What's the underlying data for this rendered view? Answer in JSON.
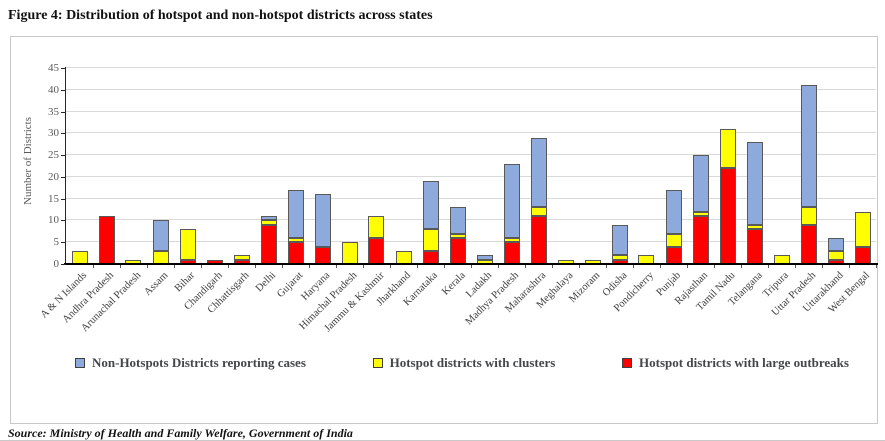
{
  "figure": {
    "title": "Figure 4: Distribution of hotspot and non-hotspot districts across states",
    "source": "Source: Ministry of Health and Family Welfare, Government of India"
  },
  "chart_data": {
    "type": "bar",
    "stacked": true,
    "title": "Figure 4: Distribution of hotspot and non-hotspot districts across states",
    "xlabel": "",
    "ylabel": "Number of Districts",
    "ylim": [
      0,
      45
    ],
    "ytick_step": 5,
    "grid": true,
    "legend_position": "bottom",
    "categories": [
      "A & N Islands",
      "Andhra Pradesh",
      "Arunachal Pradesh",
      "Assam",
      "Bihar",
      "Chandigarh",
      "Chhattisgarh",
      "Delhi",
      "Gujarat",
      "Haryana",
      "Himachal Pradesh",
      "Jammu & Kashmir",
      "Jharkhand",
      "Karnataka",
      "Kerala",
      "Ladakh",
      "Madhya Pradesh",
      "Maharashtra",
      "Meghalaya",
      "Mizoram",
      "Odisha",
      "Pondicherry",
      "Punjab",
      "Rajasthan",
      "Tamil Nadu",
      "Telangana",
      "Tripura",
      "Uttar Pradesh",
      "Uttarakhand",
      "West Bengal"
    ],
    "series": [
      {
        "name": "Hotspot districts with large outbreaks",
        "color": "#ff0000",
        "stack_position": "bottom",
        "values": [
          0,
          11,
          0,
          0,
          1,
          1,
          1,
          9,
          5,
          4,
          0,
          6,
          0,
          3,
          6,
          0,
          5,
          11,
          0,
          0,
          1,
          0,
          4,
          11,
          22,
          8,
          0,
          9,
          1,
          4
        ]
      },
      {
        "name": "Hotspot districts with clusters",
        "color": "#ffff00",
        "stack_position": "middle",
        "values": [
          3,
          0,
          1,
          3,
          7,
          0,
          1,
          1,
          1,
          0,
          5,
          5,
          3,
          5,
          1,
          1,
          1,
          2,
          1,
          1,
          1,
          2,
          3,
          1,
          9,
          1,
          2,
          4,
          2,
          8
        ]
      },
      {
        "name": "Non-Hotspots Districts reporting cases",
        "color": "#8ea9db",
        "stack_position": "top",
        "values": [
          0,
          0,
          0,
          7,
          0,
          0,
          0,
          1,
          11,
          12,
          0,
          0,
          0,
          11,
          6,
          1,
          17,
          16,
          0,
          0,
          7,
          0,
          10,
          13,
          0,
          19,
          0,
          28,
          3,
          0
        ]
      }
    ],
    "totals": [
      3,
      11,
      1,
      10,
      8,
      1,
      2,
      11,
      17,
      16,
      5,
      11,
      3,
      19,
      13,
      2,
      23,
      29,
      1,
      1,
      9,
      2,
      17,
      25,
      31,
      28,
      2,
      41,
      6,
      12
    ],
    "legend_order": [
      "Non-Hotspots Districts reporting cases",
      "Hotspot districts with clusters",
      "Hotspot districts with large outbreaks"
    ]
  }
}
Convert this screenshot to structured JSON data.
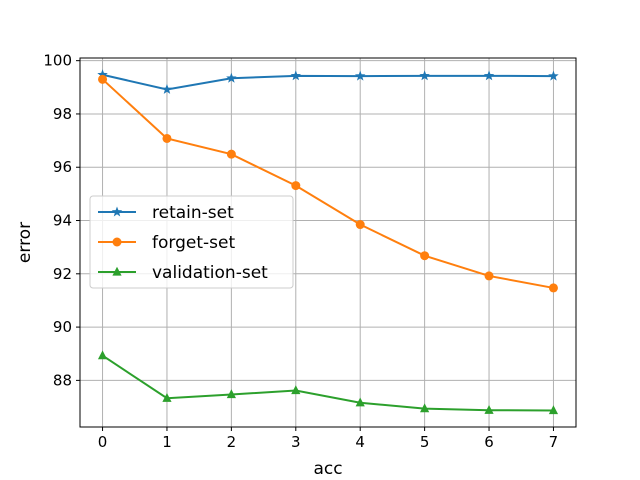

================

GIVEN INSTRUCTION: In the copy, include all records verbatim but no images.

RIGHT ANSWER:
What's the underlying data for this rendered view? Answer in JSON.
{
  "figure": {
    "title": "Figure 4: Distribution of hotspot and non-hotspot districts across states",
    "source": "Source: Ministry of Health and Family Welfare, Government of India"
  },
  "chart_data": {
    "type": "bar",
    "stacked": true,
    "title": "Figure 4: Distribution of hotspot and non-hotspot districts across states",
    "xlabel": "",
    "ylabel": "Number of Districts",
    "ylim": [
      0,
      45
    ],
    "ytick_step": 5,
    "grid": true,
    "legend_position": "bottom",
    "categories": [
      "A & N Islands",
      "Andhra Pradesh",
      "Arunachal Pradesh",
      "Assam",
      "Bihar",
      "Chandigarh",
      "Chhattisgarh",
      "Delhi",
      "Gujarat",
      "Haryana",
      "Himachal Pradesh",
      "Jammu & Kashmir",
      "Jharkhand",
      "Karnataka",
      "Kerala",
      "Ladakh",
      "Madhya Pradesh",
      "Maharashtra",
      "Meghalaya",
      "Mizoram",
      "Odisha",
      "Pondicherry",
      "Punjab",
      "Rajasthan",
      "Tamil Nadu",
      "Telangana",
      "Tripura",
      "Uttar Pradesh",
      "Uttarakhand",
      "West Bengal"
    ],
    "series": [
      {
        "name": "Hotspot districts with large outbreaks",
        "color": "#ff0000",
        "stack_position": "bottom",
        "values": [
          0,
          11,
          0,
          0,
          1,
          1,
          1,
          9,
          5,
          4,
          0,
          6,
          0,
          3,
          6,
          0,
          5,
          11,
          0,
          0,
          1,
          0,
          4,
          11,
          22,
          8,
          0,
          9,
          1,
          4
        ]
      },
      {
        "name": "Hotspot districts with clusters",
        "color": "#ffff00",
        "stack_position": "middle",
        "values": [
          3,
          0,
          1,
          3,
          7,
          0,
          1,
          1,
          1,
          0,
          5,
          5,
          3,
          5,
          1,
          1,
          1,
          2,
          1,
          1,
          1,
          2,
          3,
          1,
          9,
          1,
          2,
          4,
          2,
          8
        ]
      },
      {
        "name": "Non-Hotspots Districts reporting cases",
        "color": "#8ea9db",
        "stack_position": "top",
        "values": [
          0,
          0,
          0,
          7,
          0,
          0,
          0,
          1,
          11,
          12,
          0,
          0,
          0,
          11,
          6,
          1,
          17,
          16,
          0,
          0,
          7,
          0,
          10,
          13,
          0,
          19,
          0,
          28,
          3,
          0
        ]
      }
    ],
    "totals": [
      3,
      11,
      1,
      10,
      8,
      1,
      2,
      11,
      17,
      16,
      5,
      11,
      3,
      19,
      13,
      2,
      23,
      29,
      1,
      1,
      9,
      2,
      17,
      25,
      31,
      28,
      2,
      41,
      6,
      12
    ],
    "legend_order": [
      "Non-Hotspots Districts reporting cases",
      "Hotspot districts with clusters",
      "Hotspot districts with large outbreaks"
    ]
  }
}
Convert this screenshot to structured JSON data.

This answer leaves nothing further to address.